WHAT IS ASKED:
Copy each entry as it stands, leaving nothing out.

GIVEN RECORDS:

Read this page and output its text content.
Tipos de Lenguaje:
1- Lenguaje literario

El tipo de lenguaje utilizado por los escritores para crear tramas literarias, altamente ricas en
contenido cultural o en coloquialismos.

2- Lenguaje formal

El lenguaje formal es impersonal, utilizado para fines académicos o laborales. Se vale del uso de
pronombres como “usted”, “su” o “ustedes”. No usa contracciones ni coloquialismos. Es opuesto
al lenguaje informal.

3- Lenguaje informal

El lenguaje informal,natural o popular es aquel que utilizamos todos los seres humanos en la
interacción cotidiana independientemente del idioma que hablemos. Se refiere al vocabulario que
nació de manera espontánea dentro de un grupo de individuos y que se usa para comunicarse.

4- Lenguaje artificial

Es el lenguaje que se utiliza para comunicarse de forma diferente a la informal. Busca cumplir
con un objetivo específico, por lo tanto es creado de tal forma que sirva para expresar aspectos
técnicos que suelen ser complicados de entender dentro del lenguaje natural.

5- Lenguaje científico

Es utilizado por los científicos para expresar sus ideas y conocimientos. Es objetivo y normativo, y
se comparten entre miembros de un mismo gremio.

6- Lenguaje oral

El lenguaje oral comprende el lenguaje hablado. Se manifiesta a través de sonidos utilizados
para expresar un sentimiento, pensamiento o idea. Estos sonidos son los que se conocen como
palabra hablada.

SOLVED EXERCISE:
Read this page and output its text content.
Tipos de Lenguaje:
1- Lenguaje literario

El tipo de lenguaje utilizado por los escritores para crear tramas literarias, altamente ricas en
contenido cultural o en coloquialismos.

2- Lenguaje formal

El lenguaje formal es impersonal, utilizado para fines académicos o laborales. Se vale del uso de
pronombres como “usted”, “su” o “ustedes”. No usa contracciones ni coloquialismos. Es opuesto
al lenguaje informal.

3- Lenguaje informal

El lenguaje informal,natural o popular es aquel que utilizamos todos los seres humanos en la
interacción cotidiana independientemente del idioma que hablemos. Se refiere al vocabulario que
nació de manera espontánea dentro de un grupo de individuos y que se usa para comunicarse.

4- Lenguaje artificial

Es el lenguaje que se utiliza para comunicarse de forma diferente a la informal. Busca cumplir
con un objetivo específico, por lo tanto es creado de tal forma que sirva para expresar aspectos
técnicos que suelen ser complicados de entender dentro del lenguaje natural.

5- Lenguaje científico

Es utilizado por los científicos para expresar sus ideas y conocimientos. Es objetivo y normativo, y
se comparten entre miembros de un mismo gremio.

6- Lenguaje oral

El lenguaje oral comprende el lenguaje hablado. Se manifiesta a través de sonidos utilizados
para expresar un sentimiento, pensamiento o idea. Estos sonidos son los que se conocen como
palabra hablada.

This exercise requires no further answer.